━━ Provided material
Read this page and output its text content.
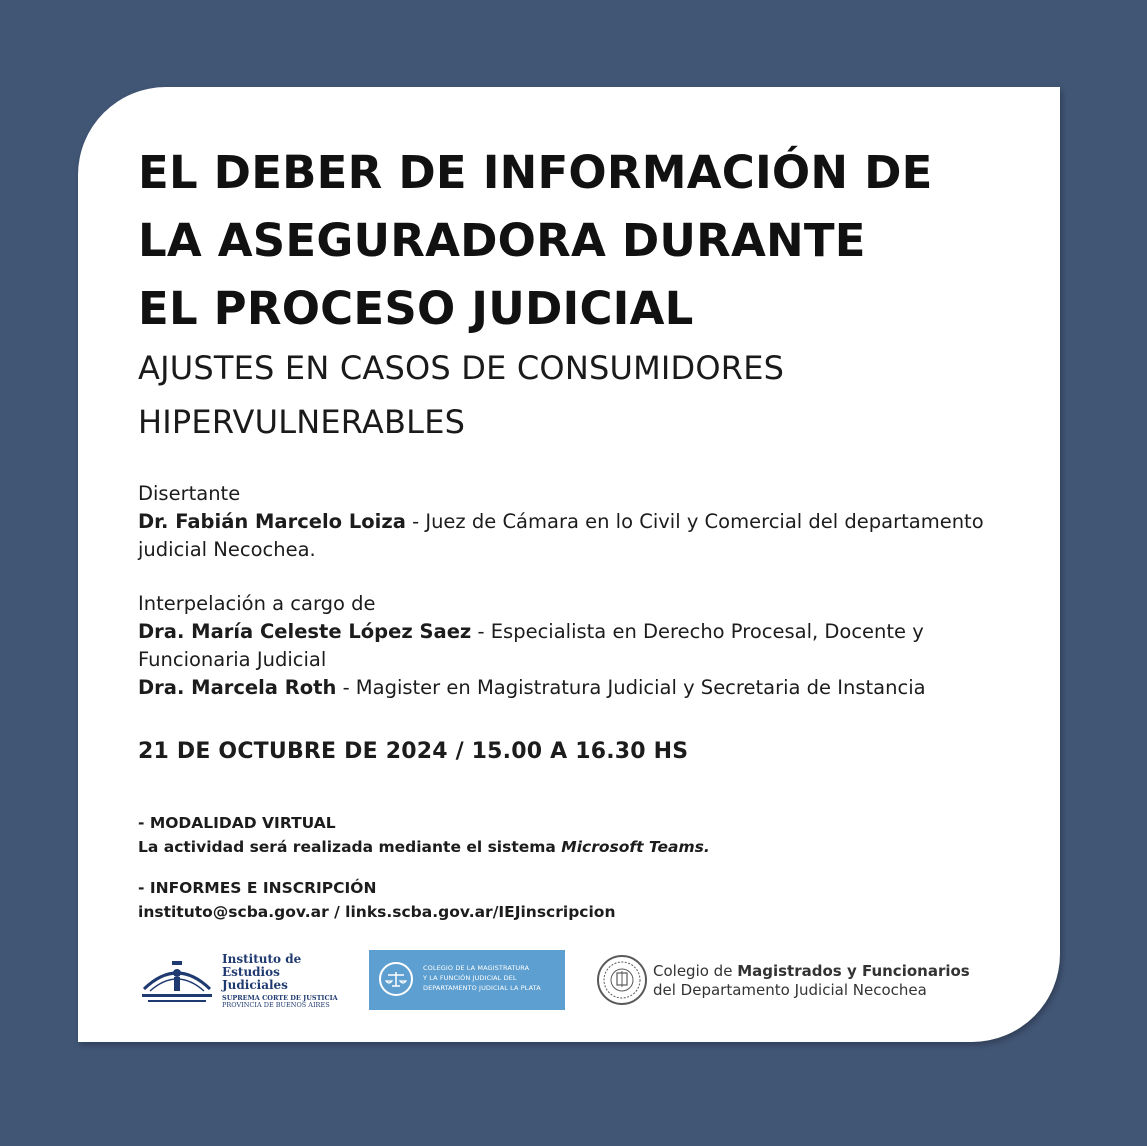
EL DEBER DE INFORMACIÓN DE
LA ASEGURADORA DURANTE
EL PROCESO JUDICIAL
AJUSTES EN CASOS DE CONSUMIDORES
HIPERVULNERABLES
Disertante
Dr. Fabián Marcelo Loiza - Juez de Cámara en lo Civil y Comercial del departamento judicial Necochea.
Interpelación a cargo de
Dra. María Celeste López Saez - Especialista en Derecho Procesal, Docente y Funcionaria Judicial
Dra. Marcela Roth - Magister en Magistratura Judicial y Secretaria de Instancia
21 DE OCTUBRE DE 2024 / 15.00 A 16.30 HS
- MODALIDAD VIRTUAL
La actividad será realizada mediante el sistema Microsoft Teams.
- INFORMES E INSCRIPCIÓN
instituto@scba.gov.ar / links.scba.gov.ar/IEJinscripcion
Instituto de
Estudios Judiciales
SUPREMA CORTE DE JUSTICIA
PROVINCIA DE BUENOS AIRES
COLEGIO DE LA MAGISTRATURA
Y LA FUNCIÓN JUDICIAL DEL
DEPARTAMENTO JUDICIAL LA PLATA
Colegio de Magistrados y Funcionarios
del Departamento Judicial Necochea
━━━━
━━ Provided material
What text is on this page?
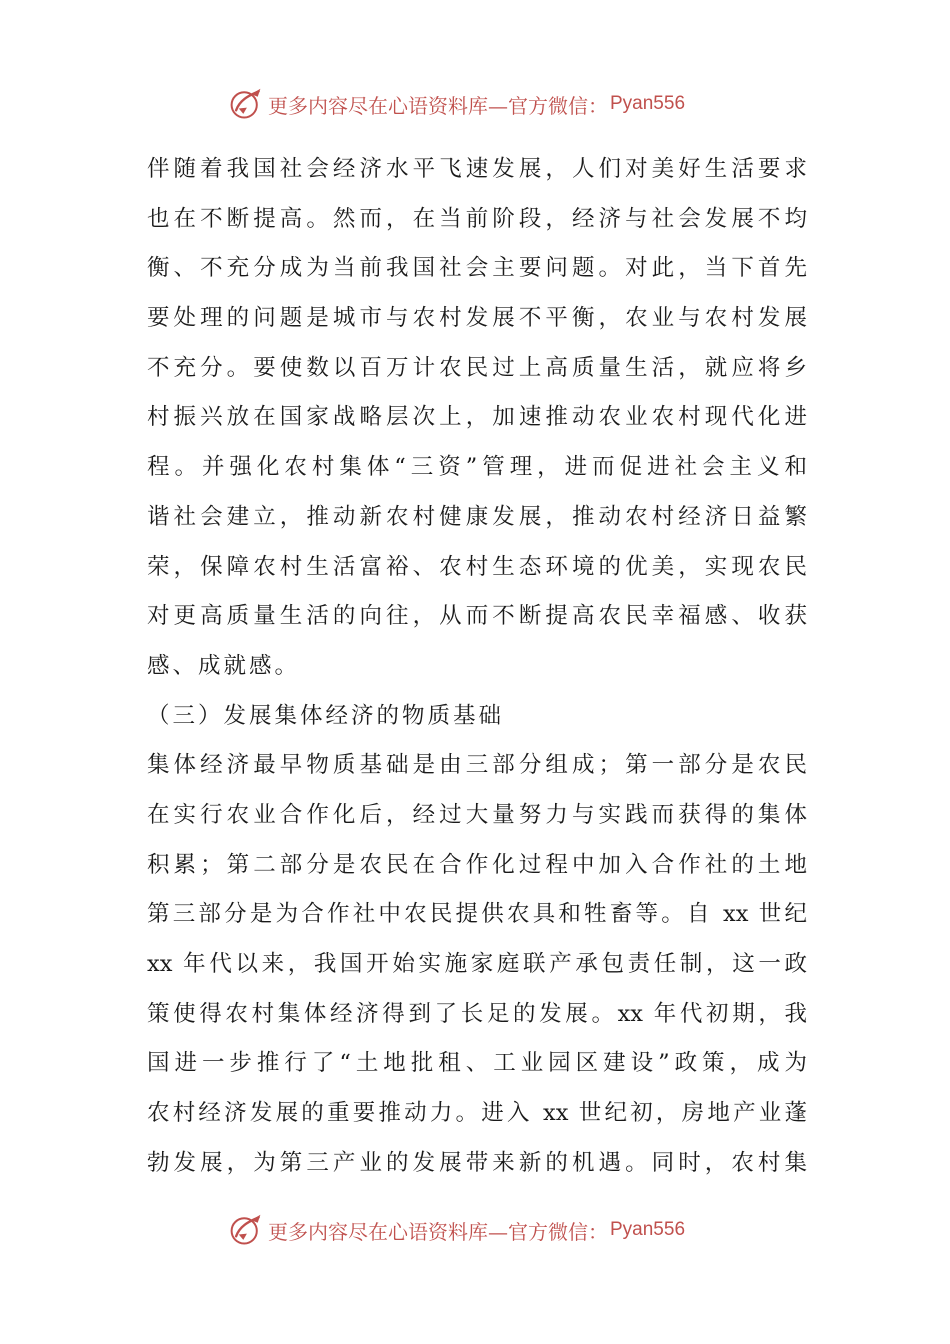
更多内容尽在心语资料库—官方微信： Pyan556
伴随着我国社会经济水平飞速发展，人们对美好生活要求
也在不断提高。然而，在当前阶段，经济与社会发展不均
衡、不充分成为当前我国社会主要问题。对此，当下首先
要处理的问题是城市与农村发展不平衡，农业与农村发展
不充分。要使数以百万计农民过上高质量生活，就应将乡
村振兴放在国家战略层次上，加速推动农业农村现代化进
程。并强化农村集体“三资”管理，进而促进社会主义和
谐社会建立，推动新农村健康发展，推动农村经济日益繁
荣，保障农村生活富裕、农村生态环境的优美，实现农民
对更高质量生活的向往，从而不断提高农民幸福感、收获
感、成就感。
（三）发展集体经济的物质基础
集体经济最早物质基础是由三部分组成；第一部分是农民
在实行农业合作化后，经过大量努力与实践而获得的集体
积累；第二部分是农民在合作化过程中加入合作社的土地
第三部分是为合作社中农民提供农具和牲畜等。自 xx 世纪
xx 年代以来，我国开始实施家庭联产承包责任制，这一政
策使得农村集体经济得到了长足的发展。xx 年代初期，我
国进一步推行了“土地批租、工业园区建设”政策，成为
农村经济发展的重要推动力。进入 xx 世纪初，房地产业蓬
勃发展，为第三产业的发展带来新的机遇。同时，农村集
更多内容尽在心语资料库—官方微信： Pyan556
━━━━
━━ Provided material
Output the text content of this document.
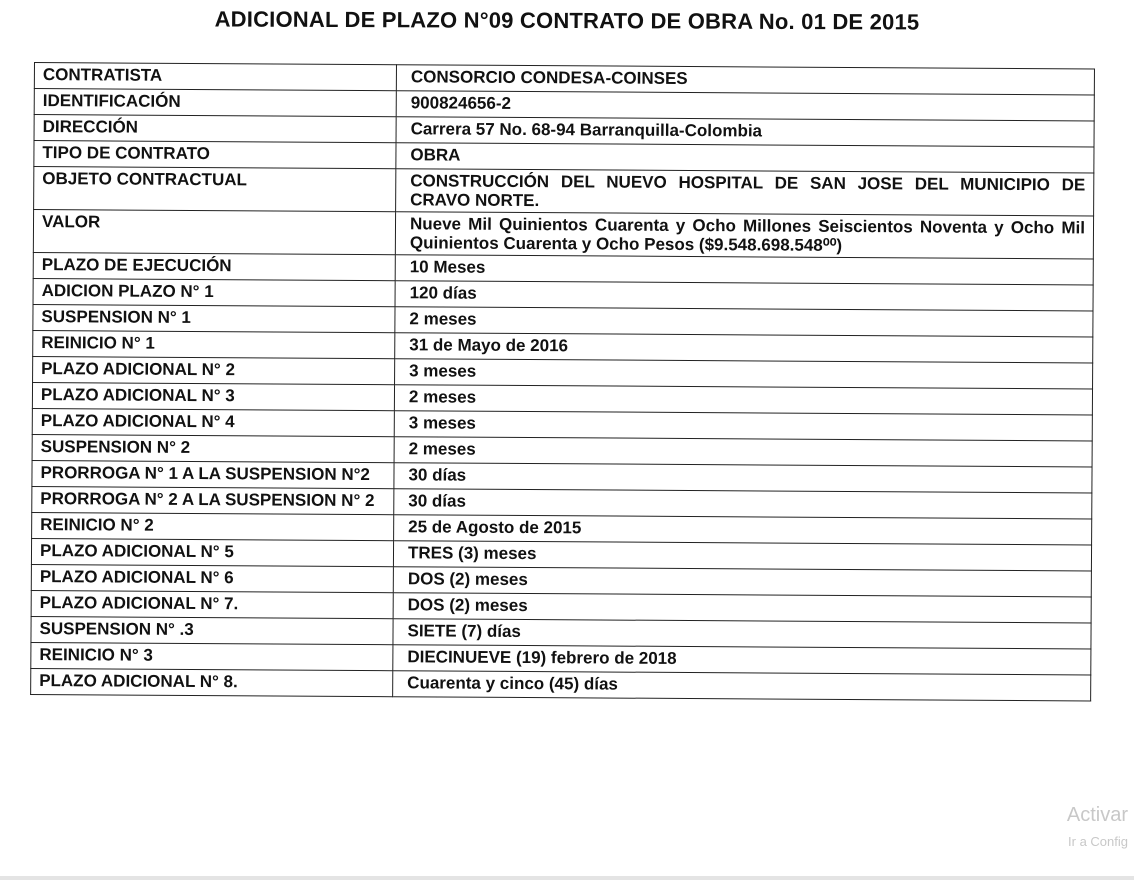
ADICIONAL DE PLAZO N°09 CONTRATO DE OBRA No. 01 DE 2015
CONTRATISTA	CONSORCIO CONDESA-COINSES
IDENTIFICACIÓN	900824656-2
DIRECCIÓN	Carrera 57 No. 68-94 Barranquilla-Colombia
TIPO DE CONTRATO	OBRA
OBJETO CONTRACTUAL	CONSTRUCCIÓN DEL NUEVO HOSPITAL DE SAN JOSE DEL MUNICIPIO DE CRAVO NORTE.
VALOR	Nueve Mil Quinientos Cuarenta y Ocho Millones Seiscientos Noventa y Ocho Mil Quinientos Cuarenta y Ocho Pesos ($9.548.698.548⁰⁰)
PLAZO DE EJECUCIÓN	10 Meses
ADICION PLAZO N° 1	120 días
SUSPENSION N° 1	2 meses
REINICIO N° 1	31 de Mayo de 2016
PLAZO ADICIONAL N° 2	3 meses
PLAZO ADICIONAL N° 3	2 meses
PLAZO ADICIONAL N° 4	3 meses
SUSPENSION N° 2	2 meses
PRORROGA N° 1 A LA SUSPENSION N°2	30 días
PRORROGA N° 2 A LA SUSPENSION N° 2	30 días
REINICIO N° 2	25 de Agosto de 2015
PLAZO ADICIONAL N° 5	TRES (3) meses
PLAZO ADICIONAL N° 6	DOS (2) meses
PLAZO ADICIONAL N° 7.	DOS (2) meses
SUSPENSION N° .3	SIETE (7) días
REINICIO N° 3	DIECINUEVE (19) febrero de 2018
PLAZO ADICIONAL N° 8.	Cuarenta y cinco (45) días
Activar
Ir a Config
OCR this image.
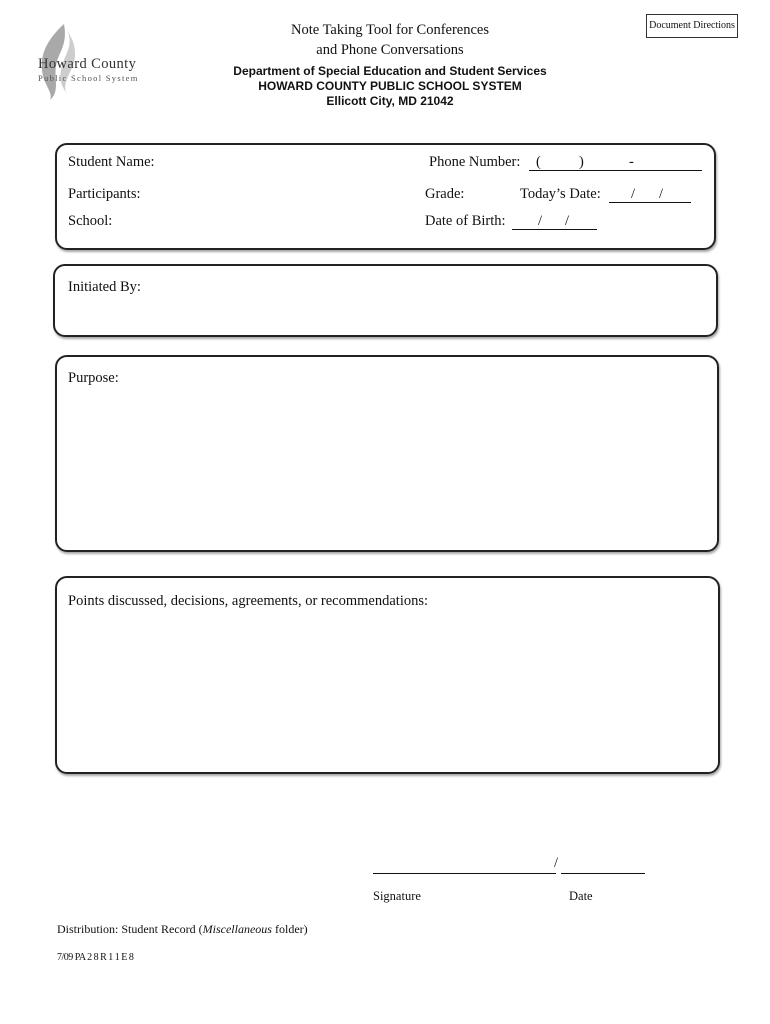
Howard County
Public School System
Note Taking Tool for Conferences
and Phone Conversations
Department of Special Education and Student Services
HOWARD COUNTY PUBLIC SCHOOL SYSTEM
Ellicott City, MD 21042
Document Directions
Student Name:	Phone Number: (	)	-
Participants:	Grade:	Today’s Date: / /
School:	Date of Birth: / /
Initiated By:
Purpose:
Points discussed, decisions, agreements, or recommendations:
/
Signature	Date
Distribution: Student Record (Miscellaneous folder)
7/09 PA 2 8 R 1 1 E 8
━━━━
**Description of the task**
From the listing above, pick out every line containing "PLAZO".

**Result for this exercise**
ADICIONAL DE PLAZO N°09 CONTRATO DE OBRA No. 01 DE 2015
PLAZO DE EJECUCIÓN	10 Meses
ADICION PLAZO N° 1	120 días
PLAZO ADICIONAL N° 2	3 meses
PLAZO ADICIONAL N° 3	2 meses
PLAZO ADICIONAL N° 4	3 meses
PLAZO ADICIONAL N° 5	TRES (3) meses
PLAZO ADICIONAL N° 6	DOS (2) meses
PLAZO ADICIONAL N° 7.	DOS (2) meses
PLAZO ADICIONAL N° 8.	Cuarenta y cinco (45) días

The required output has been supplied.